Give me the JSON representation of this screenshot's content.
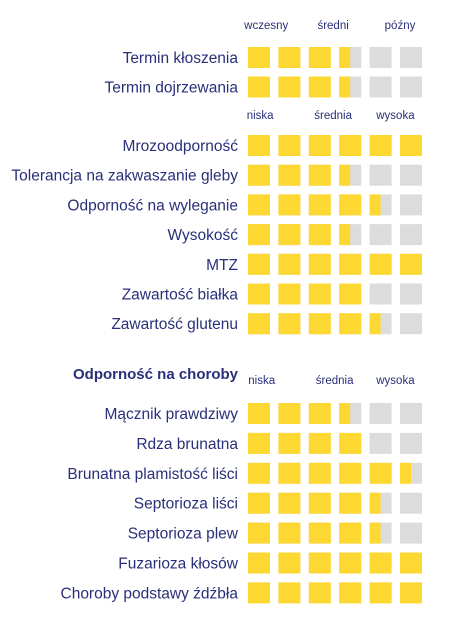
{
  "colors": {
    "filled": "#FDD832",
    "empty": "#DCDCDC",
    "text": "#2a2f7a"
  },
  "chart_data": [
    {
      "type": "rating-squares",
      "heading": "",
      "max": 6,
      "scale_labels": [
        "wczesny",
        "średni",
        "późny"
      ],
      "rows": [
        {
          "label": "Termin kłoszenia",
          "value": 3.5
        },
        {
          "label": "Termin dojrzewania",
          "value": 3.5
        }
      ]
    },
    {
      "type": "rating-squares",
      "heading": "",
      "max": 6,
      "scale_labels": [
        "niska",
        "średnia",
        "wysoka"
      ],
      "rows": [
        {
          "label": "Mrozoodporność",
          "value": 6
        },
        {
          "label": "Tolerancja na zakwaszanie gleby",
          "value": 3.5
        },
        {
          "label": "Odporność na wyleganie",
          "value": 4.5
        },
        {
          "label": "Wysokość",
          "value": 3.5
        },
        {
          "label": "MTZ",
          "value": 6
        },
        {
          "label": "Zawartość białka",
          "value": 4
        },
        {
          "label": "Zawartość glutenu",
          "value": 4.5
        }
      ]
    },
    {
      "type": "rating-squares",
      "heading": "Odporność na choroby",
      "max": 6,
      "scale_labels": [
        "niska",
        "średnia",
        "wysoka"
      ],
      "rows": [
        {
          "label": "Mącznik prawdziwy",
          "value": 3.5
        },
        {
          "label": "Rdza brunatna",
          "value": 4
        },
        {
          "label": "Brunatna plamistość liści",
          "value": 5.5
        },
        {
          "label": "Septorioza liści",
          "value": 4.5
        },
        {
          "label": "Septorioza plew",
          "value": 4.5
        },
        {
          "label": "Fuzarioza kłosów",
          "value": 6
        },
        {
          "label": "Choroby podstawy źdźbła",
          "value": 6
        }
      ]
    }
  ]
}
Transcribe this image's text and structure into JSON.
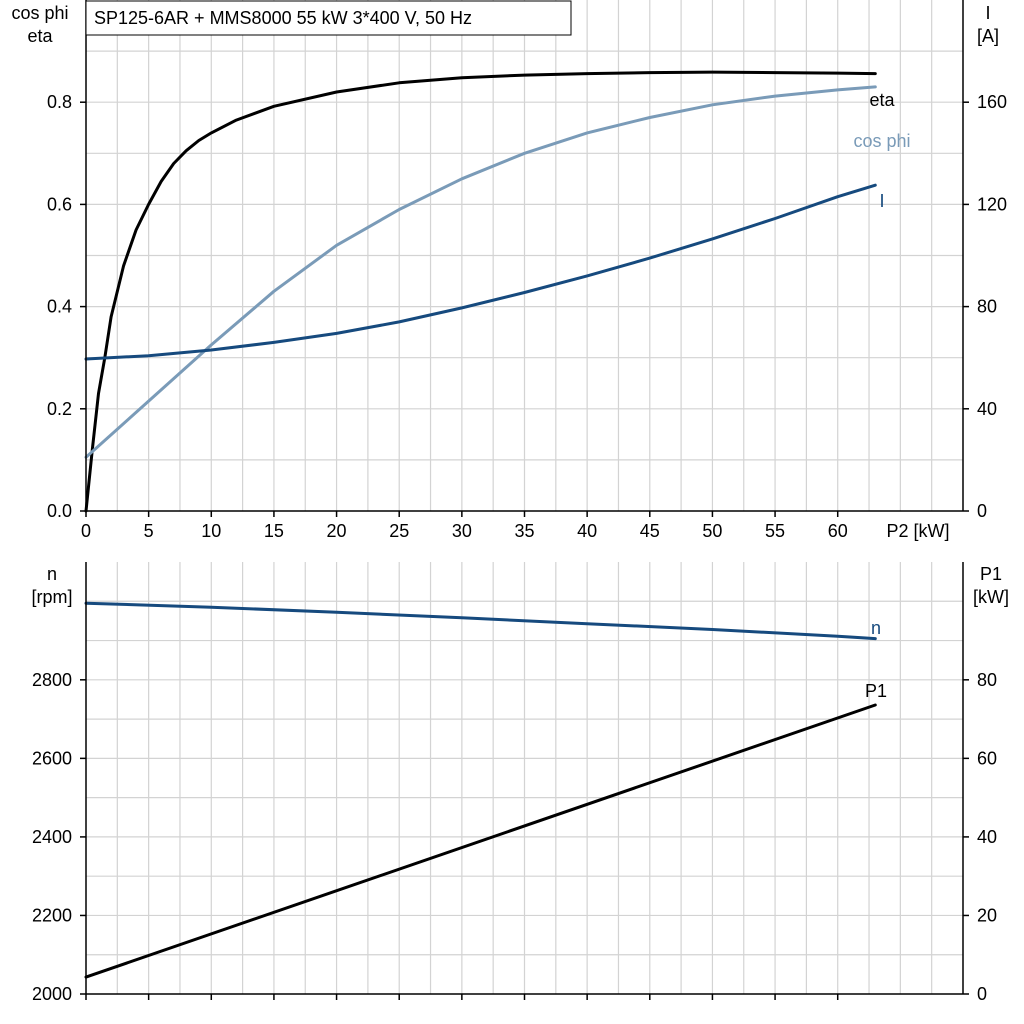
__________
* SET TASK
From the entries above, copy every line containing the word "JSON".

* SOLUTION TO THIS EXERCISE
Give me the JSON representation of this screenshot's content.
Transcribe this image's text and structure into JSON.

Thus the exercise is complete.